-- begin --

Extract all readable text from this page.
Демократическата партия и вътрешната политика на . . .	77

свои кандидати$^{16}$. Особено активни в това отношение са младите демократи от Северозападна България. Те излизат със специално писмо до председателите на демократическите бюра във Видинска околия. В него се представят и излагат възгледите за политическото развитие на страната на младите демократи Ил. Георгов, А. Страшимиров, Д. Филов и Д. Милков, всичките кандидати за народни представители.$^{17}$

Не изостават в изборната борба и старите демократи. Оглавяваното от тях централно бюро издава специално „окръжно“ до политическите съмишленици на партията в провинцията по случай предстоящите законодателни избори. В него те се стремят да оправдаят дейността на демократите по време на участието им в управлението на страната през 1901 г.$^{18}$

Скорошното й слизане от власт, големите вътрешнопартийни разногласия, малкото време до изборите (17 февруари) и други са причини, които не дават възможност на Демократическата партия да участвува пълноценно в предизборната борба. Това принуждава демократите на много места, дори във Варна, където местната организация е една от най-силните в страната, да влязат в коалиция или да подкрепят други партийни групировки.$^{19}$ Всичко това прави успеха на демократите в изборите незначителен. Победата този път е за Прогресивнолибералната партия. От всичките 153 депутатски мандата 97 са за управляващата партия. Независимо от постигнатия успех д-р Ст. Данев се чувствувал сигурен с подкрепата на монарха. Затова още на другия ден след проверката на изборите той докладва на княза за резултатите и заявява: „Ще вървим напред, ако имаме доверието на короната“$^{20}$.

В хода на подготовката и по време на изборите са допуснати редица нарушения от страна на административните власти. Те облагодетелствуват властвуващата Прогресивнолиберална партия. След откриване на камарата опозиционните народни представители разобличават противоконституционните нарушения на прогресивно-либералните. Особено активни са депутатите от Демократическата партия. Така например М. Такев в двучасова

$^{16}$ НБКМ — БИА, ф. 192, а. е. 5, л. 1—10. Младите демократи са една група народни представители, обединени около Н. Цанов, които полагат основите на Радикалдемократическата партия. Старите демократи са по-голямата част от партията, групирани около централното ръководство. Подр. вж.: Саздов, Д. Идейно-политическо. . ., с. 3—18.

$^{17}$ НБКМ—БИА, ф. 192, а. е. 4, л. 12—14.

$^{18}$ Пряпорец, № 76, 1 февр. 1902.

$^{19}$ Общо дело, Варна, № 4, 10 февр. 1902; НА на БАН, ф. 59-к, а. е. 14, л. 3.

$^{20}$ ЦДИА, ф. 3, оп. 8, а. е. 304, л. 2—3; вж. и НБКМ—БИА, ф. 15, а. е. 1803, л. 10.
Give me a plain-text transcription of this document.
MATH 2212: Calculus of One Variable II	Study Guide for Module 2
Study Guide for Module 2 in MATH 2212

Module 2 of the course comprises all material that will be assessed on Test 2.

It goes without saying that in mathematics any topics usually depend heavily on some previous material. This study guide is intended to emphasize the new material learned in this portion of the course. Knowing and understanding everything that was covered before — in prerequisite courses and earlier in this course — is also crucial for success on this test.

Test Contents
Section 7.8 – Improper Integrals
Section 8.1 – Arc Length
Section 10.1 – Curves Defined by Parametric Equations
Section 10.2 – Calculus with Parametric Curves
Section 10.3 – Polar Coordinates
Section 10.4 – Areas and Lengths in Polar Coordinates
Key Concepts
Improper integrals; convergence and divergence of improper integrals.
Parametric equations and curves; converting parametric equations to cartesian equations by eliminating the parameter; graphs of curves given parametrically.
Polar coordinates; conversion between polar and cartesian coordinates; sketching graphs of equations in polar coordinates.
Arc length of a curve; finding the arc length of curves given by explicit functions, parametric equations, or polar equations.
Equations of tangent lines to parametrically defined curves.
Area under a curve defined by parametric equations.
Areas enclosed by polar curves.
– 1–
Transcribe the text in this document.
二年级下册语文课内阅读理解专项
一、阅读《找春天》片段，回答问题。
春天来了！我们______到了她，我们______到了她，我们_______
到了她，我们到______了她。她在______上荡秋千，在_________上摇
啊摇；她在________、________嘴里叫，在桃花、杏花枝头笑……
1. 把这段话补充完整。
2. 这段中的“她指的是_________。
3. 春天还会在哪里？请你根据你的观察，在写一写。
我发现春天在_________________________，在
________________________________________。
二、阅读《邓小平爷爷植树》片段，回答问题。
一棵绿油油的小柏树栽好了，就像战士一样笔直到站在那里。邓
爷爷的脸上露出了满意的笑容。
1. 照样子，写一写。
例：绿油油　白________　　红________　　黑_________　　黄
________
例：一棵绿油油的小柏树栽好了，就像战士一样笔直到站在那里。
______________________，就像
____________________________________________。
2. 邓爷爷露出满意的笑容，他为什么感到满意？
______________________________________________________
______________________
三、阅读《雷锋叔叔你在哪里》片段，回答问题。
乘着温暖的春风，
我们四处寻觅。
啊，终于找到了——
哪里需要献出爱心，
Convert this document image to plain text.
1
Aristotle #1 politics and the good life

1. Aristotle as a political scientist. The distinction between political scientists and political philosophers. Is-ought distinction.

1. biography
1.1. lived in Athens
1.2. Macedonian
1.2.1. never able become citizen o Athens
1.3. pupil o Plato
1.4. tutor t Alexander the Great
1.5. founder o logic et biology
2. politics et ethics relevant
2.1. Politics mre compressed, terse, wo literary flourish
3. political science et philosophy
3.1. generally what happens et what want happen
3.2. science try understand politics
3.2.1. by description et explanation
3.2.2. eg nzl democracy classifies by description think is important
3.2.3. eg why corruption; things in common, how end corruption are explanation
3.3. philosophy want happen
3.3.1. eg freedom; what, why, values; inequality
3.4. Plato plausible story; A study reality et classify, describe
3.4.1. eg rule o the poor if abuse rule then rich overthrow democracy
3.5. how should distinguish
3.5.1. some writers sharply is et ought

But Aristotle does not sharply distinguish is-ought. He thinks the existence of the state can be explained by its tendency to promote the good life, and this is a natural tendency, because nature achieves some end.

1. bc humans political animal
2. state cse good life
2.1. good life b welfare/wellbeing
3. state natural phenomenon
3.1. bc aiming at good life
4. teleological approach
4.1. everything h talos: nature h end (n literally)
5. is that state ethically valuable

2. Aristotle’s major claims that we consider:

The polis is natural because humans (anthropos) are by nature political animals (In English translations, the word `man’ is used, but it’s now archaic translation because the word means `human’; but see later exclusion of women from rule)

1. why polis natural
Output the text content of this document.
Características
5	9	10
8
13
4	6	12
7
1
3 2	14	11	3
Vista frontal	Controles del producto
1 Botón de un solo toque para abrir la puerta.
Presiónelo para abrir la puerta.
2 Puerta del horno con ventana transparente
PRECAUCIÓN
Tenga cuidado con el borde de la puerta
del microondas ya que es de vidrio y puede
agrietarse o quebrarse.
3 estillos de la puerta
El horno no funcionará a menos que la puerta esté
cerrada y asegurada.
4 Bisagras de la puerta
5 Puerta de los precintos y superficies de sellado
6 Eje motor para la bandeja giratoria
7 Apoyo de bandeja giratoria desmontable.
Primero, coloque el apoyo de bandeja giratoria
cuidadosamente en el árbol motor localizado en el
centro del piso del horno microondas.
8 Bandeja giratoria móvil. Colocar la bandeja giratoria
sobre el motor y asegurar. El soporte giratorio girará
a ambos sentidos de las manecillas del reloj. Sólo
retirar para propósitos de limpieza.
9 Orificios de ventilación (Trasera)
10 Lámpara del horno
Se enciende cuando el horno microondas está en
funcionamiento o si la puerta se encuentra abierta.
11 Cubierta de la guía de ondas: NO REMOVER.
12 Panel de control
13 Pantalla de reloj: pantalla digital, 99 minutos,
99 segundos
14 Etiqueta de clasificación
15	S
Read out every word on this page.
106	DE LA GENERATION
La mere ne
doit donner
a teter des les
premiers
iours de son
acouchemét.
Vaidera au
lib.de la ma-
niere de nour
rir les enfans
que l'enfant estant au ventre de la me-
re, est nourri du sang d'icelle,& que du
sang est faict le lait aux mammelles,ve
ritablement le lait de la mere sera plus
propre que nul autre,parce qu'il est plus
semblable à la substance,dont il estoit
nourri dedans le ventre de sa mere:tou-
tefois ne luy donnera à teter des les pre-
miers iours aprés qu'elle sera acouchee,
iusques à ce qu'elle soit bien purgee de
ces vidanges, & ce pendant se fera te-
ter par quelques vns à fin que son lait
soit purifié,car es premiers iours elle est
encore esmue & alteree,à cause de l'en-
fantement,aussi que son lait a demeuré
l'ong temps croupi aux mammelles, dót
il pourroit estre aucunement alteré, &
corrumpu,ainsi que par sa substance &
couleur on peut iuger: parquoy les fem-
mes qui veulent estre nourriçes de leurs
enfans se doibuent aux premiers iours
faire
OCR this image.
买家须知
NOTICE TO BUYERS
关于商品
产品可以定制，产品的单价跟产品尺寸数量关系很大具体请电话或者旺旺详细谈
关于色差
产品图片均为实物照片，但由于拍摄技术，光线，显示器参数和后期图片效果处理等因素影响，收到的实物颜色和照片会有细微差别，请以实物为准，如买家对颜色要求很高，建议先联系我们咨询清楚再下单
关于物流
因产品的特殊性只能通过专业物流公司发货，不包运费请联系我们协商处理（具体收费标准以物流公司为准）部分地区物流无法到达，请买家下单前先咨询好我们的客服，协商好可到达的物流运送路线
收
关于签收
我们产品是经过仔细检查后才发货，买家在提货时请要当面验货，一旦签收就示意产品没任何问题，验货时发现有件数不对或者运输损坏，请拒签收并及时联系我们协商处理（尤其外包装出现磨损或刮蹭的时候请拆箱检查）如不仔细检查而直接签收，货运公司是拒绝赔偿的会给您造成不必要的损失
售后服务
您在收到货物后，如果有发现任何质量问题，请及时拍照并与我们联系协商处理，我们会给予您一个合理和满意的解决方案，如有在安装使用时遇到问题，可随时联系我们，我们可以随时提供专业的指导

-- end --

Reproduce only those lines of the entries above that run from the line with "Read out every word on this page." to the final line.

Read out every word on this page.
106	DE LA GENERATION
La mere ne
doit donner
a teter des les
premiers
iours de son
acouchemét.
Vaidera au
lib.de la ma-
niere de nour
rir les enfans
que l'enfant estant au ventre de la me-
re, est nourri du sang d'icelle,& que du
sang est faict le lait aux mammelles,ve
ritablement le lait de la mere sera plus
propre que nul autre,parce qu'il est plus
semblable à la substance,dont il estoit
nourri dedans le ventre de sa mere:tou-
tefois ne luy donnera à teter des les pre-
miers iours aprés qu'elle sera acouchee,
iusques à ce qu'elle soit bien purgee de
ces vidanges, & ce pendant se fera te-
ter par quelques vns à fin que son lait
soit purifié,car es premiers iours elle est
encore esmue & alteree,à cause de l'en-
fantement,aussi que son lait a demeuré
l'ong temps croupi aux mammelles, dót
il pourroit estre aucunement alteré, &
corrumpu,ainsi que par sa substance &
couleur on peut iuger: parquoy les fem-
mes qui veulent estre nourriçes de leurs
enfans se doibuent aux premiers iours
faire
OCR this image.
买家须知
NOTICE TO BUYERS
关于商品
产品可以定制，产品的单价跟产品尺寸数量关系很大具体请电话或者旺旺详细谈
关于色差
产品图片均为实物照片，但由于拍摄技术，光线，显示器参数和后期图片效果处理等因素影响，收到的实物颜色和照片会有细微差别，请以实物为准，如买家对颜色要求很高，建议先联系我们咨询清楚再下单
关于物流
因产品的特殊性只能通过专业物流公司发货，不包运费请联系我们协商处理（具体收费标准以物流公司为准）部分地区物流无法到达，请买家下单前先咨询好我们的客服，协商好可到达的物流运送路线
收
关于签收
我们产品是经过仔细检查后才发货，买家在提货时请要当面验货，一旦签收就示意产品没任何问题，验货时发现有件数不对或者运输损坏，请拒签收并及时联系我们协商处理（尤其外包装出现磨损或刮蹭的时候请拆箱检查）如不仔细检查而直接签收，货运公司是拒绝赔偿的会给您造成不必要的损失
售后服务
您在收到货物后，如果有发现任何质量问题，请及时拍照并与我们联系协商处理，我们会给予您一个合理和满意的解决方案，如有在安装使用时遇到问题，可随时联系我们，我们可以随时提供专业的指导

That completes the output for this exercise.